§ **Set problem**:
Restate all of the entries exactly, dropping any pictures they hold.

§ **Given data**:
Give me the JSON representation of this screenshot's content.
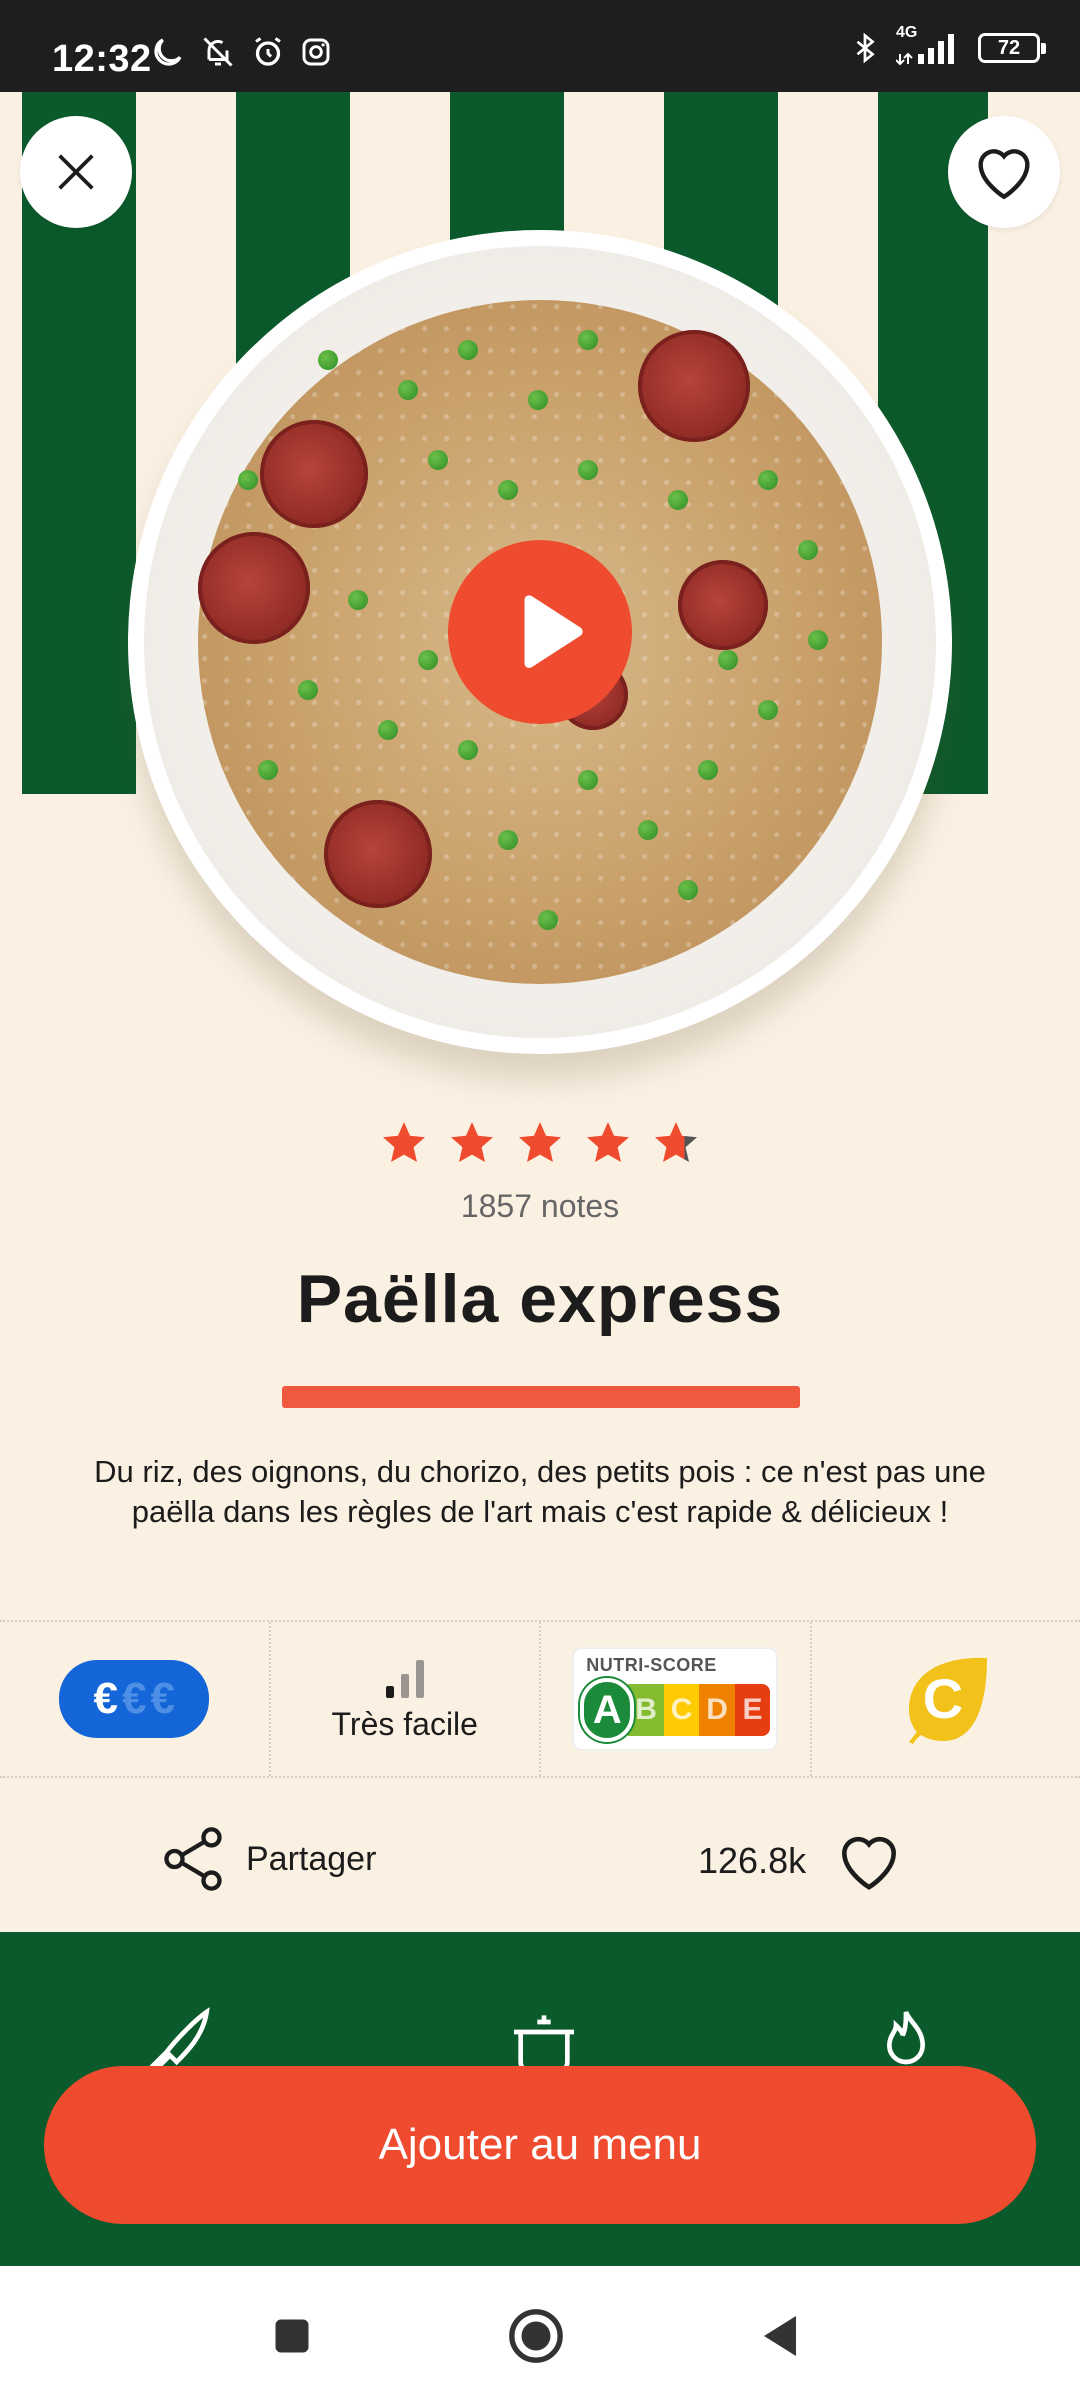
{
  "status_bar": {
    "time": "12:32",
    "network": "4G",
    "battery": "72",
    "icons": [
      "moon-icon",
      "bell-off-icon",
      "alarm-icon",
      "instagram-icon",
      "bluetooth-icon",
      "signal-icon",
      "battery-icon"
    ]
  },
  "hero": {
    "close_icon": "close-icon",
    "favorite_icon": "heart-outline-icon",
    "play_icon": "play-icon",
    "stripe_color": "#0b5a2c"
  },
  "recipe": {
    "rating": 4.7,
    "rating_count": "1857 notes",
    "title": "Paëlla express",
    "description": "Du riz, des oignons, du chorizo, des petits pois : ce n'est pas une paëlla dans les règles de l'art mais c'est rapide & délicieux !"
  },
  "info": {
    "price": {
      "level": 1,
      "max": 3,
      "symbol": "€"
    },
    "difficulty": {
      "label": "Très facile",
      "bars_filled": 1,
      "bars_total": 3
    },
    "nutriscore": {
      "label": "NUTRI-SCORE",
      "letters": [
        "A",
        "B",
        "C",
        "D",
        "E"
      ],
      "selected": "A"
    },
    "eco_score": {
      "letter": "C",
      "color": "#f2c21b"
    }
  },
  "actions": {
    "share_label": "Partager",
    "likes_count": "126.8k"
  },
  "green_section": {
    "icons": [
      "knife-icon",
      "pot-icon",
      "flame-icon"
    ]
  },
  "cta": {
    "label": "Ajouter au menu"
  },
  "colors": {
    "accent": "#ef4b2e",
    "green": "#0b5a2c",
    "background": "#fbf1e3",
    "price_blue": "#1466d8"
  },
  "nav": {
    "icons": [
      "recents-square-icon",
      "home-circle-icon",
      "back-triangle-icon"
    ]
  }
}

§ **Exercise response**:
Give me the JSON representation of this screenshot's content.
{
  "status_bar": {
    "time": "12:32",
    "network": "4G",
    "battery": "72",
    "icons": [
      "moon-icon",
      "bell-off-icon",
      "alarm-icon",
      "instagram-icon",
      "bluetooth-icon",
      "signal-icon",
      "battery-icon"
    ]
  },
  "hero": {
    "close_icon": "close-icon",
    "favorite_icon": "heart-outline-icon",
    "play_icon": "play-icon",
    "stripe_color": "#0b5a2c"
  },
  "recipe": {
    "rating": 4.7,
    "rating_count": "1857 notes",
    "title": "Paëlla express",
    "description": "Du riz, des oignons, du chorizo, des petits pois : ce n'est pas une paëlla dans les règles de l'art mais c'est rapide & délicieux !"
  },
  "info": {
    "price": {
      "level": 1,
      "max": 3,
      "symbol": "€"
    },
    "difficulty": {
      "label": "Très facile",
      "bars_filled": 1,
      "bars_total": 3
    },
    "nutriscore": {
      "label": "NUTRI-SCORE",
      "letters": [
        "A",
        "B",
        "C",
        "D",
        "E"
      ],
      "selected": "A"
    },
    "eco_score": {
      "letter": "C",
      "color": "#f2c21b"
    }
  },
  "actions": {
    "share_label": "Partager",
    "likes_count": "126.8k"
  },
  "green_section": {
    "icons": [
      "knife-icon",
      "pot-icon",
      "flame-icon"
    ]
  },
  "cta": {
    "label": "Ajouter au menu"
  },
  "colors": {
    "accent": "#ef4b2e",
    "green": "#0b5a2c",
    "background": "#fbf1e3",
    "price_blue": "#1466d8"
  },
  "nav": {
    "icons": [
      "recents-square-icon",
      "home-circle-icon",
      "back-triangle-icon"
    ]
  }
}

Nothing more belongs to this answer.